— Begin Supplied data —
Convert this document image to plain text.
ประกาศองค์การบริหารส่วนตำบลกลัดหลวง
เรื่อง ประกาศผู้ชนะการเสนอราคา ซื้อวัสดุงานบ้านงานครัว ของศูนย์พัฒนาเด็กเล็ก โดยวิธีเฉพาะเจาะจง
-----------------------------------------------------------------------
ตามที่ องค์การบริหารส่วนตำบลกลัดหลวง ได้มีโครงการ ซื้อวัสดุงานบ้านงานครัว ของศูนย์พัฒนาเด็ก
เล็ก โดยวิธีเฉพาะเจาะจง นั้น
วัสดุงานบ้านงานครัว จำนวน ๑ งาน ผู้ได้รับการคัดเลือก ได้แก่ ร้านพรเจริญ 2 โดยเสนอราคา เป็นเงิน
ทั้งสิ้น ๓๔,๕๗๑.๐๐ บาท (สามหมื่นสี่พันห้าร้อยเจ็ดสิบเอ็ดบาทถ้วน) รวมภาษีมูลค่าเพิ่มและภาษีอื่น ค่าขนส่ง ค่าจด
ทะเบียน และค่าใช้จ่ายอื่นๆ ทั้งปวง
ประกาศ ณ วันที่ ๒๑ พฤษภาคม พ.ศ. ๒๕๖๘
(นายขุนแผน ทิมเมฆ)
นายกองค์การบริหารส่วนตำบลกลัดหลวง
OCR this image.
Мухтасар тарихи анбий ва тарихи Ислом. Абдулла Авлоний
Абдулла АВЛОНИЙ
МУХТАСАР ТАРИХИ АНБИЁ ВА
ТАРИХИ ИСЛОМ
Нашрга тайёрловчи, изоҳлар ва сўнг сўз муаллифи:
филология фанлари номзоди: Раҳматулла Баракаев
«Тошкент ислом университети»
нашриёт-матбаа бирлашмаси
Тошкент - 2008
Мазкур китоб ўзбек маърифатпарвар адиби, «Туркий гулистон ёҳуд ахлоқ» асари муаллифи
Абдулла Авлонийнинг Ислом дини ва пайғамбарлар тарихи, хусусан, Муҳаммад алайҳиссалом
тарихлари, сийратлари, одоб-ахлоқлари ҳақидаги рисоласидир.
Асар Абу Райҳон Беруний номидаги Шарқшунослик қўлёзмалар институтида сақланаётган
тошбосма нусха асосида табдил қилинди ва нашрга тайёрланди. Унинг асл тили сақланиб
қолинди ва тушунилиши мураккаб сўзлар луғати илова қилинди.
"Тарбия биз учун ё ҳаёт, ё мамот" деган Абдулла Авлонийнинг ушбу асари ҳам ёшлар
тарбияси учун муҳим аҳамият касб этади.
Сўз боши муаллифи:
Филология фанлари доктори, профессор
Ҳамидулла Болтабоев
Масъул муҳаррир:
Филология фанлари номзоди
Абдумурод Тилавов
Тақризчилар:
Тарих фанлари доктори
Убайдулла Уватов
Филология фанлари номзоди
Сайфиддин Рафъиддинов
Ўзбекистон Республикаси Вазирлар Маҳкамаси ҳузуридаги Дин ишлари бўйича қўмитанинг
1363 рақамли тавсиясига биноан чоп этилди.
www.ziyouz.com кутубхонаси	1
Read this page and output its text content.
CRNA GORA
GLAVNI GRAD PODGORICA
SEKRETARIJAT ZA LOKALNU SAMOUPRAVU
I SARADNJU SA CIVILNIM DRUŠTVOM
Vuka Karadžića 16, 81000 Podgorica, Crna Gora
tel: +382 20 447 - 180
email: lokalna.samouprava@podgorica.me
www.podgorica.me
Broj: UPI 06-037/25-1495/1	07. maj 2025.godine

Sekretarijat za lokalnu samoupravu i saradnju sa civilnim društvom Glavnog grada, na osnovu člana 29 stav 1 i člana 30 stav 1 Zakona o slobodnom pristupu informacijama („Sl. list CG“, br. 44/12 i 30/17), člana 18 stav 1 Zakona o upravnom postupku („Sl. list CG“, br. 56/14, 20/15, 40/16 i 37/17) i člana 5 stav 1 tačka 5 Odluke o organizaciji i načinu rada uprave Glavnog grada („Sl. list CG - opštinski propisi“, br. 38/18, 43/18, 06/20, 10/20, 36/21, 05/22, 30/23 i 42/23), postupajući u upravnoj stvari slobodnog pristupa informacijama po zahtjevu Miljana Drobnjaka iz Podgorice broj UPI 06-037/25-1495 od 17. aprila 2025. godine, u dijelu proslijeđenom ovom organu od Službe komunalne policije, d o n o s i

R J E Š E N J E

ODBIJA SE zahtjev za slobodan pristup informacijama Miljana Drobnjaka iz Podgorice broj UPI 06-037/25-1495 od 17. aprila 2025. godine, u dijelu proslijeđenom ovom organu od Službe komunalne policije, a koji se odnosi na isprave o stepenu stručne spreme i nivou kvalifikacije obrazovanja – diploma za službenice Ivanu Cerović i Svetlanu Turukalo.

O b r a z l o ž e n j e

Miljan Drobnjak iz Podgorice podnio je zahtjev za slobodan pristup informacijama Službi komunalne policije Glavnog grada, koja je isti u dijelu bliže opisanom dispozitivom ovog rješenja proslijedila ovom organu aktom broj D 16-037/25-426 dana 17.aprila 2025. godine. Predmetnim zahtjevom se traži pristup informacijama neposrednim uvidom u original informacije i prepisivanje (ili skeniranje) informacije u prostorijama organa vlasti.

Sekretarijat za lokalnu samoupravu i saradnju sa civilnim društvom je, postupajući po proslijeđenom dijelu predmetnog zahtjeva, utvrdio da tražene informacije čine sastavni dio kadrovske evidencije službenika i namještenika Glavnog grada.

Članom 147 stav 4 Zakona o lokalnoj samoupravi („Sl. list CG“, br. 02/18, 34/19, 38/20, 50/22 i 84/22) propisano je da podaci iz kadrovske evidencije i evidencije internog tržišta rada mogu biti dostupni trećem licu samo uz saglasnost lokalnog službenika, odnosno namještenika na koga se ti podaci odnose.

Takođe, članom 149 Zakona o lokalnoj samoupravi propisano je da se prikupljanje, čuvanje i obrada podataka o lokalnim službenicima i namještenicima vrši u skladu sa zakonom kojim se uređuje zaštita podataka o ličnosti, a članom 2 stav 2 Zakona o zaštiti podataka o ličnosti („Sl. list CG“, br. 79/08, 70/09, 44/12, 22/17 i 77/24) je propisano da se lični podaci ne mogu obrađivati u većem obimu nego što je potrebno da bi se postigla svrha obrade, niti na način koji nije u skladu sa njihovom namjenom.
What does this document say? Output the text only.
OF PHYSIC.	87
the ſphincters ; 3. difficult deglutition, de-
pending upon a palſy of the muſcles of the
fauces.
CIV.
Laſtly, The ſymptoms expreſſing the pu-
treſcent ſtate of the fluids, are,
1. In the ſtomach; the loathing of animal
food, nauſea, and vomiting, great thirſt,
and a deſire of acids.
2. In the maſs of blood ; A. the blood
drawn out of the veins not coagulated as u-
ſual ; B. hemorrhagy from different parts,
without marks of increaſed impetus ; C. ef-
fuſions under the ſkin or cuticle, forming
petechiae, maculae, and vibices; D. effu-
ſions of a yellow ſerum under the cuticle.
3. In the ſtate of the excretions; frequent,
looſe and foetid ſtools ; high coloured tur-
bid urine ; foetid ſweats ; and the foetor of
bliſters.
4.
— End Supplied data —
Repeat the entries shown above, every one, word for word.

Convert this document image to plain text.
ประกาศองค์การบริหารส่วนตำบลกลัดหลวง
เรื่อง ประกาศผู้ชนะการเสนอราคา ซื้อวัสดุงานบ้านงานครัว ของศูนย์พัฒนาเด็กเล็ก โดยวิธีเฉพาะเจาะจง
-----------------------------------------------------------------------
ตามที่ องค์การบริหารส่วนตำบลกลัดหลวง ได้มีโครงการ ซื้อวัสดุงานบ้านงานครัว ของศูนย์พัฒนาเด็ก
เล็ก โดยวิธีเฉพาะเจาะจง นั้น
วัสดุงานบ้านงานครัว จำนวน ๑ งาน ผู้ได้รับการคัดเลือก ได้แก่ ร้านพรเจริญ 2 โดยเสนอราคา เป็นเงิน
ทั้งสิ้น ๓๔,๕๗๑.๐๐ บาท (สามหมื่นสี่พันห้าร้อยเจ็ดสิบเอ็ดบาทถ้วน) รวมภาษีมูลค่าเพิ่มและภาษีอื่น ค่าขนส่ง ค่าจด
ทะเบียน และค่าใช้จ่ายอื่นๆ ทั้งปวง
ประกาศ ณ วันที่ ๒๑ พฤษภาคม พ.ศ. ๒๕๖๘
(นายขุนแผน ทิมเมฆ)
นายกองค์การบริหารส่วนตำบลกลัดหลวง
OCR this image.
Мухтасар тарихи анбий ва тарихи Ислом. Абдулла Авлоний
Абдулла АВЛОНИЙ
МУХТАСАР ТАРИХИ АНБИЁ ВА
ТАРИХИ ИСЛОМ
Нашрга тайёрловчи, изоҳлар ва сўнг сўз муаллифи:
филология фанлари номзоди: Раҳматулла Баракаев
«Тошкент ислом университети»
нашриёт-матбаа бирлашмаси
Тошкент - 2008
Мазкур китоб ўзбек маърифатпарвар адиби, «Туркий гулистон ёҳуд ахлоқ» асари муаллифи
Абдулла Авлонийнинг Ислом дини ва пайғамбарлар тарихи, хусусан, Муҳаммад алайҳиссалом
тарихлари, сийратлари, одоб-ахлоқлари ҳақидаги рисоласидир.
Асар Абу Райҳон Беруний номидаги Шарқшунослик қўлёзмалар институтида сақланаётган
тошбосма нусха асосида табдил қилинди ва нашрга тайёрланди. Унинг асл тили сақланиб
қолинди ва тушунилиши мураккаб сўзлар луғати илова қилинди.
"Тарбия биз учун ё ҳаёт, ё мамот" деган Абдулла Авлонийнинг ушбу асари ҳам ёшлар
тарбияси учун муҳим аҳамият касб этади.
Сўз боши муаллифи:
Филология фанлари доктори, профессор
Ҳамидулла Болтабоев
Масъул муҳаррир:
Филология фанлари номзоди
Абдумурод Тилавов
Тақризчилар:
Тарих фанлари доктори
Убайдулла Уватов
Филология фанлари номзоди
Сайфиддин Рафъиддинов
Ўзбекистон Республикаси Вазирлар Маҳкамаси ҳузуридаги Дин ишлари бўйича қўмитанинг
1363 рақамли тавсиясига биноан чоп этилди.
www.ziyouz.com кутубхонаси	1
Read this page and output its text content.
CRNA GORA
GLAVNI GRAD PODGORICA
SEKRETARIJAT ZA LOKALNU SAMOUPRAVU
I SARADNJU SA CIVILNIM DRUŠTVOM
Vuka Karadžića 16, 81000 Podgorica, Crna Gora
tel: +382 20 447 - 180
email: lokalna.samouprava@podgorica.me
www.podgorica.me
Broj: UPI 06-037/25-1495/1	07. maj 2025.godine

Sekretarijat za lokalnu samoupravu i saradnju sa civilnim društvom Glavnog grada, na osnovu člana 29 stav 1 i člana 30 stav 1 Zakona o slobodnom pristupu informacijama („Sl. list CG“, br. 44/12 i 30/17), člana 18 stav 1 Zakona o upravnom postupku („Sl. list CG“, br. 56/14, 20/15, 40/16 i 37/17) i člana 5 stav 1 tačka 5 Odluke o organizaciji i načinu rada uprave Glavnog grada („Sl. list CG - opštinski propisi“, br. 38/18, 43/18, 06/20, 10/20, 36/21, 05/22, 30/23 i 42/23), postupajući u upravnoj stvari slobodnog pristupa informacijama po zahtjevu Miljana Drobnjaka iz Podgorice broj UPI 06-037/25-1495 od 17. aprila 2025. godine, u dijelu proslijeđenom ovom organu od Službe komunalne policije, d o n o s i

R J E Š E N J E

ODBIJA SE zahtjev za slobodan pristup informacijama Miljana Drobnjaka iz Podgorice broj UPI 06-037/25-1495 od 17. aprila 2025. godine, u dijelu proslijeđenom ovom organu od Službe komunalne policije, a koji se odnosi na isprave o stepenu stručne spreme i nivou kvalifikacije obrazovanja – diploma za službenice Ivanu Cerović i Svetlanu Turukalo.

O b r a z l o ž e n j e

Miljan Drobnjak iz Podgorice podnio je zahtjev za slobodan pristup informacijama Službi komunalne policije Glavnog grada, koja je isti u dijelu bliže opisanom dispozitivom ovog rješenja proslijedila ovom organu aktom broj D 16-037/25-426 dana 17.aprila 2025. godine. Predmetnim zahtjevom se traži pristup informacijama neposrednim uvidom u original informacije i prepisivanje (ili skeniranje) informacije u prostorijama organa vlasti.

Sekretarijat za lokalnu samoupravu i saradnju sa civilnim društvom je, postupajući po proslijeđenom dijelu predmetnog zahtjeva, utvrdio da tražene informacije čine sastavni dio kadrovske evidencije službenika i namještenika Glavnog grada.

Članom 147 stav 4 Zakona o lokalnoj samoupravi („Sl. list CG“, br. 02/18, 34/19, 38/20, 50/22 i 84/22) propisano je da podaci iz kadrovske evidencije i evidencije internog tržišta rada mogu biti dostupni trećem licu samo uz saglasnost lokalnog službenika, odnosno namještenika na koga se ti podaci odnose.

Takođe, članom 149 Zakona o lokalnoj samoupravi propisano je da se prikupljanje, čuvanje i obrada podataka o lokalnim službenicima i namještenicima vrši u skladu sa zakonom kojim se uređuje zaštita podataka o ličnosti, a članom 2 stav 2 Zakona o zaštiti podataka o ličnosti („Sl. list CG“, br. 79/08, 70/09, 44/12, 22/17 i 77/24) je propisano da se lični podaci ne mogu obrađivati u većem obimu nego što je potrebno da bi se postigla svrha obrade, niti na način koji nije u skladu sa njihovom namjenom.
What does this document say? Output the text only.
OF PHYSIC.	87
the ſphincters ; 3. difficult deglutition, de-
pending upon a palſy of the muſcles of the
fauces.
CIV.
Laſtly, The ſymptoms expreſſing the pu-
treſcent ſtate of the fluids, are,
1. In the ſtomach; the loathing of animal
food, nauſea, and vomiting, great thirſt,
and a deſire of acids.
2. In the maſs of blood ; A. the blood
drawn out of the veins not coagulated as u-
ſual ; B. hemorrhagy from different parts,
without marks of increaſed impetus ; C. ef-
fuſions under the ſkin or cuticle, forming
petechiae, maculae, and vibices; D. effu-
ſions of a yellow ſerum under the cuticle.
3. In the ſtate of the excretions; frequent,
looſe and foetid ſtools ; high coloured tur-
bid urine ; foetid ſweats ; and the foetor of
bliſters.
4.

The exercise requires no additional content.